Collected data entries

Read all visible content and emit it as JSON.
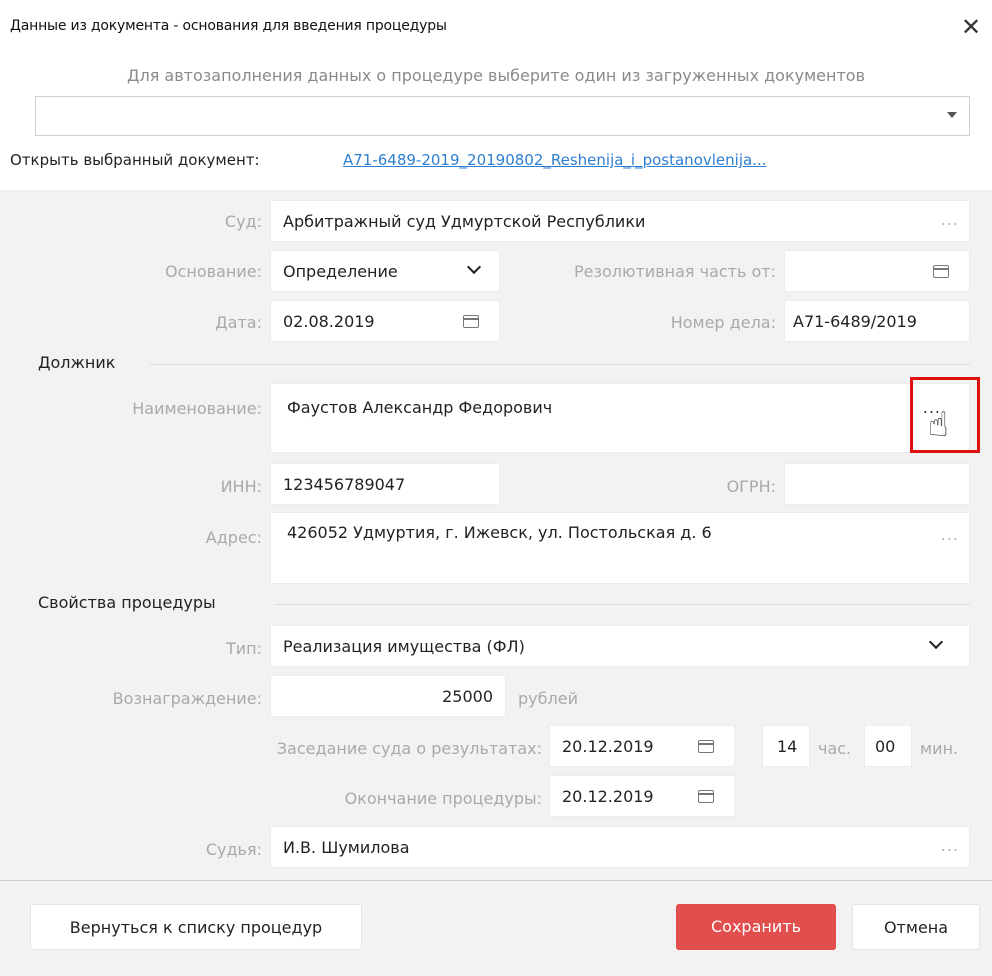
{
  "dialog": {
    "title": "Данные из документа - основания для введения процедуры",
    "close_icon": "close-icon"
  },
  "autofill": {
    "hint": "Для автозаполнения данных о процедуре выберите один из загруженных документов",
    "selected_value": ""
  },
  "open_doc": {
    "label": "Открыть выбранный документ:",
    "link": "A71-6489-2019_20190802_Reshenija_i_postanovlenija..."
  },
  "court": {
    "label": "Суд:",
    "value": "Арбитражный суд Удмуртской Республики",
    "dots": "..."
  },
  "basis": {
    "label": "Основание:",
    "value": "Определение",
    "resolution_label": "Резолютивная часть от:",
    "resolution_value": ""
  },
  "date": {
    "label": "Дата:",
    "value": "02.08.2019",
    "case_label": "Номер дела:",
    "case_value": "А71-6489/2019"
  },
  "debtor": {
    "section": "Должник",
    "name_label": "Наименование:",
    "name_value": "Фаустов Александр Федорович",
    "dots": "...",
    "inn_label": "ИНН:",
    "inn_value": "123456789047",
    "ogrn_label": "ОГРН:",
    "ogrn_value": "",
    "address_label": "Адрес:",
    "address_value": "426052 Удмуртия,  г. Ижевск,  ул. Постольская д. 6",
    "address_dots": "..."
  },
  "procedure": {
    "section": "Свойства процедуры",
    "type_label": "Тип:",
    "type_value": "Реализация имущества (ФЛ)",
    "reward_label": "Вознаграждение:",
    "reward_value": "25000",
    "reward_unit": "рублей",
    "hearing_label": "Заседание суда о результатах:",
    "hearing_date": "20.12.2019",
    "hearing_hour": "14",
    "hour_unit": "час.",
    "hearing_min": "00",
    "min_unit": "мин.",
    "end_label": "Окончание процедуры:",
    "end_date": "20.12.2019",
    "judge_label": "Судья:",
    "judge_value": "И.В. Шумилова",
    "judge_dots": "..."
  },
  "buttons": {
    "back": "Вернуться к списку процедур",
    "save": "Сохранить",
    "cancel": "Отмена"
  },
  "colors": {
    "save_button": "#e24d4d",
    "link": "#2f7fd1",
    "highlight": "#e01010"
  }
}
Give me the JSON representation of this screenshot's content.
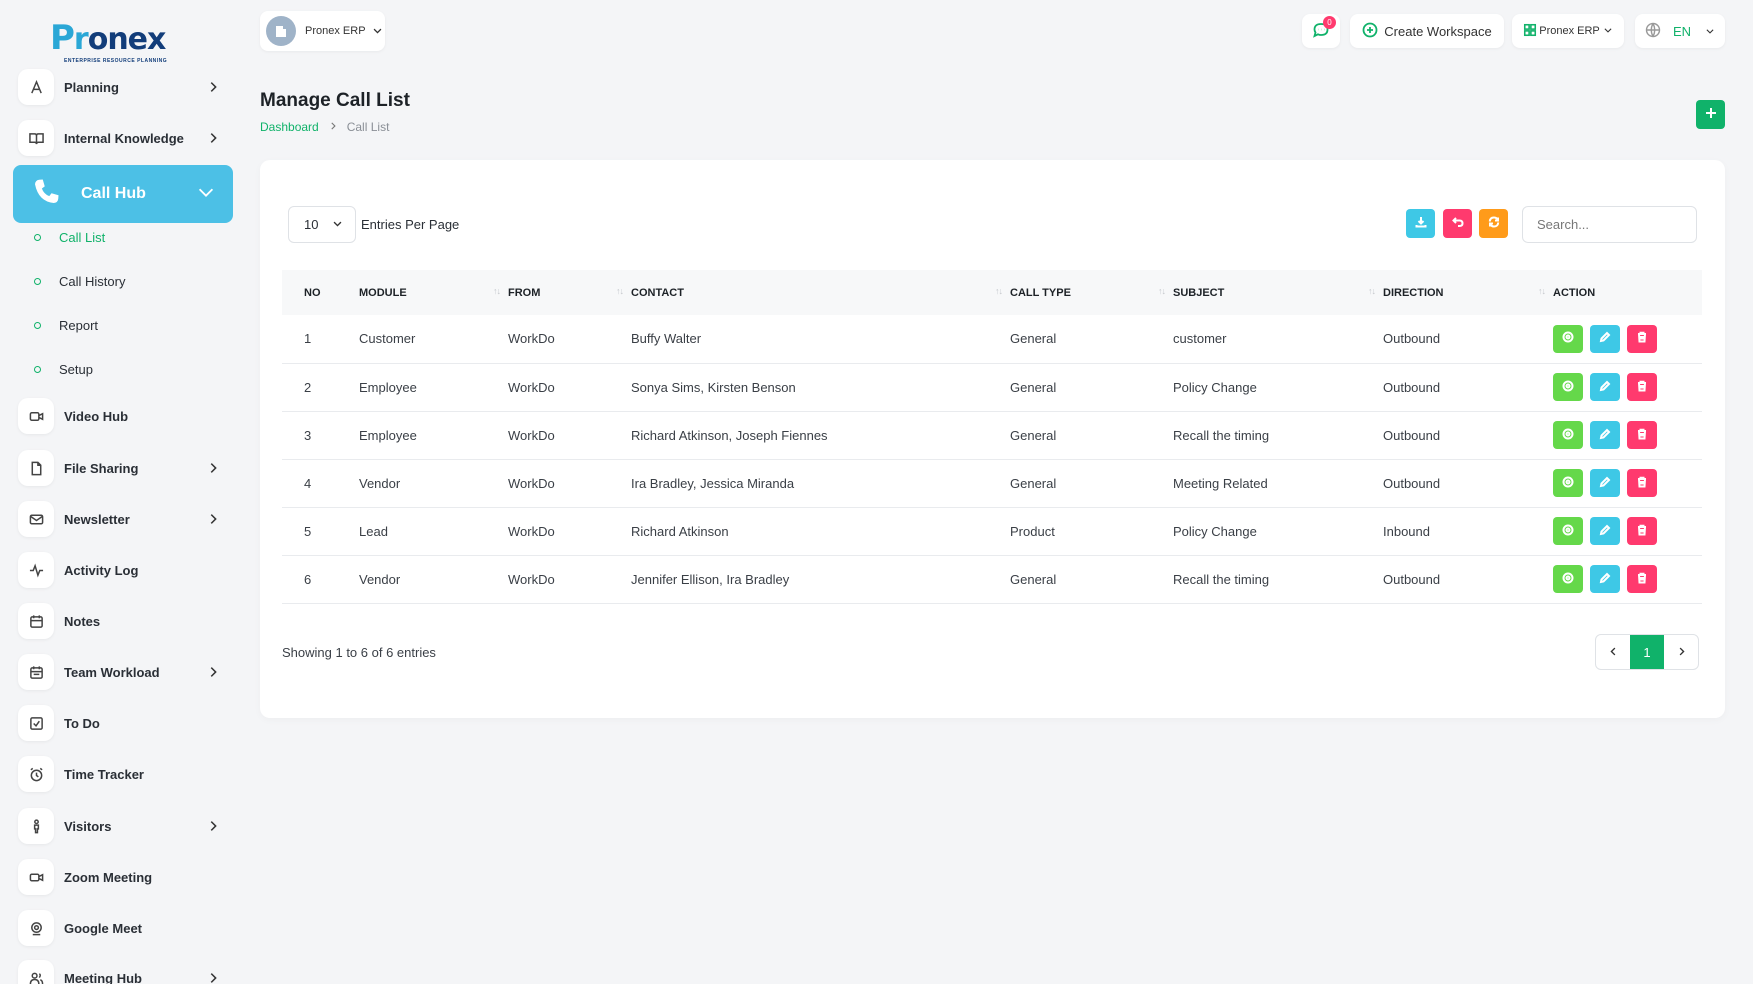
{
  "brand": {
    "logo_p": "P",
    "logo_r": "r",
    "logo_rest": "onex",
    "tagline": "ENTERPRISE RESOURCE PLANNING"
  },
  "sidebar": {
    "items_top": [
      {
        "label": "Planning",
        "icon": "planning-icon",
        "has_chevron": true
      },
      {
        "label": "Internal Knowledge",
        "icon": "book-icon",
        "has_chevron": true
      }
    ],
    "active": {
      "label": "Call Hub",
      "icon": "phone-icon"
    },
    "sub_items": [
      {
        "label": "Call List",
        "active": true
      },
      {
        "label": "Call History",
        "active": false
      },
      {
        "label": "Report",
        "active": false
      },
      {
        "label": "Setup",
        "active": false
      }
    ],
    "items_bottom": [
      {
        "label": "Video Hub",
        "icon": "video-hub-icon",
        "has_chevron": false
      },
      {
        "label": "File Sharing",
        "icon": "file-icon",
        "has_chevron": true
      },
      {
        "label": "Newsletter",
        "icon": "mail-icon",
        "has_chevron": true
      },
      {
        "label": "Activity Log",
        "icon": "activity-icon",
        "has_chevron": false
      },
      {
        "label": "Notes",
        "icon": "notes-icon",
        "has_chevron": false
      },
      {
        "label": "Team Workload",
        "icon": "calendar-icon",
        "has_chevron": true
      },
      {
        "label": "To Do",
        "icon": "checkbox-icon",
        "has_chevron": false
      },
      {
        "label": "Time Tracker",
        "icon": "alarm-icon",
        "has_chevron": false
      },
      {
        "label": "Visitors",
        "icon": "person-icon",
        "has_chevron": true
      },
      {
        "label": "Zoom Meeting",
        "icon": "camera-icon",
        "has_chevron": false
      },
      {
        "label": "Google Meet",
        "icon": "webcam-icon",
        "has_chevron": false
      },
      {
        "label": "Meeting Hub",
        "icon": "users-icon",
        "has_chevron": true
      }
    ]
  },
  "topbar": {
    "workspace_name": "Pronex ERP",
    "notification_count": "0",
    "create_workspace_label": "Create Workspace",
    "erp_label": "Pronex ERP",
    "language": "EN"
  },
  "page": {
    "title": "Manage Call List",
    "breadcrumb": {
      "home": "Dashboard",
      "current": "Call List"
    }
  },
  "table_controls": {
    "entries_value": "10",
    "entries_label": "Entries Per Page",
    "search_placeholder": "Search..."
  },
  "table": {
    "headers": [
      "NO",
      "MODULE",
      "FROM",
      "CONTACT",
      "CALL TYPE",
      "SUBJECT",
      "DIRECTION",
      "ACTION"
    ],
    "rows": [
      {
        "no": "1",
        "module": "Customer",
        "from": "WorkDo",
        "contact": "Buffy Walter",
        "call_type": "General",
        "subject": "customer",
        "direction": "Outbound"
      },
      {
        "no": "2",
        "module": "Employee",
        "from": "WorkDo",
        "contact": "Sonya Sims, Kirsten Benson",
        "call_type": "General",
        "subject": "Policy Change",
        "direction": "Outbound"
      },
      {
        "no": "3",
        "module": "Employee",
        "from": "WorkDo",
        "contact": "Richard Atkinson, Joseph Fiennes",
        "call_type": "General",
        "subject": "Recall the timing",
        "direction": "Outbound"
      },
      {
        "no": "4",
        "module": "Vendor",
        "from": "WorkDo",
        "contact": "Ira Bradley, Jessica Miranda",
        "call_type": "General",
        "subject": "Meeting Related",
        "direction": "Outbound"
      },
      {
        "no": "5",
        "module": "Lead",
        "from": "WorkDo",
        "contact": "Richard Atkinson",
        "call_type": "Product",
        "subject": "Policy Change",
        "direction": "Inbound"
      },
      {
        "no": "6",
        "module": "Vendor",
        "from": "WorkDo",
        "contact": "Jennifer Ellison, Ira Bradley",
        "call_type": "General",
        "subject": "Recall the timing",
        "direction": "Outbound"
      }
    ]
  },
  "footer": {
    "showing_text": "Showing 1 to 6 of 6 entries",
    "current_page": "1"
  },
  "colors": {
    "accent": "#10b26a",
    "call_hub": "#4cc0e6",
    "danger": "#ff3a6e",
    "warning": "#ff9b1a",
    "view": "#65d84a"
  }
}
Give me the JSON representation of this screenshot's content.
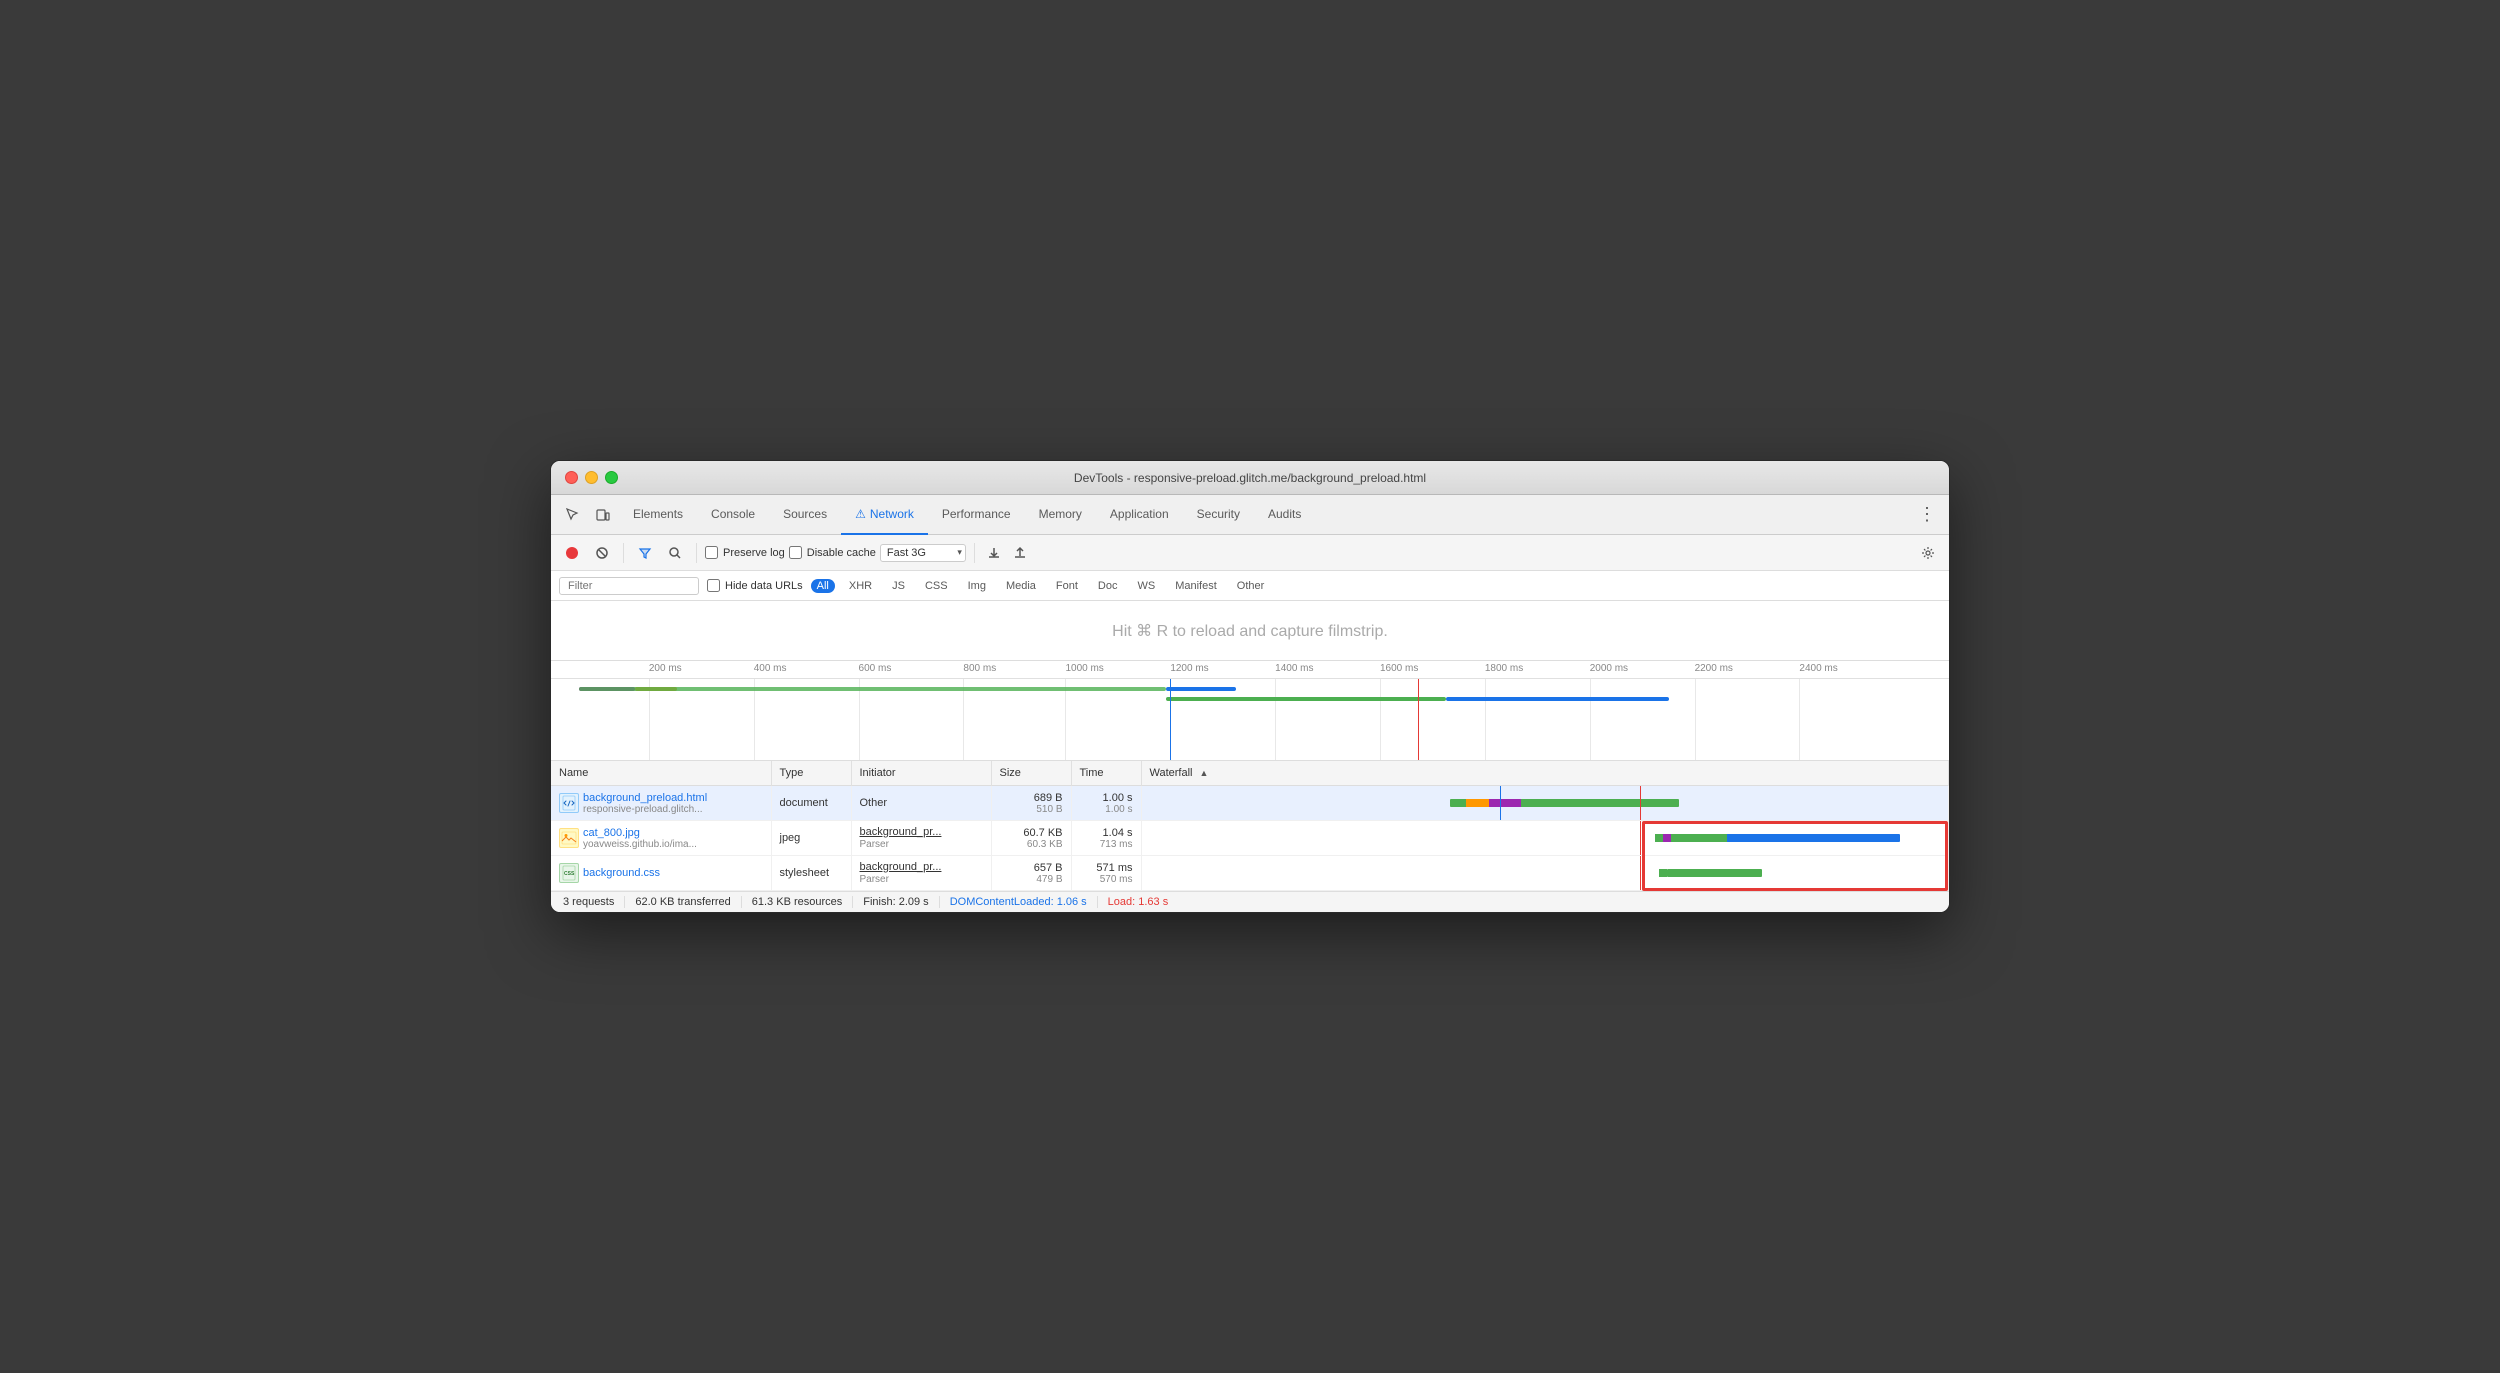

■ To do
Wherever the word "процедуры" occurs in a line of the listing, copy that line.

■ Output for this task
    "title": "Данные из документа - основания для введения процедуры",
    "section": "Свойства процедуры",
    "end_label": "Окончание процедуры:",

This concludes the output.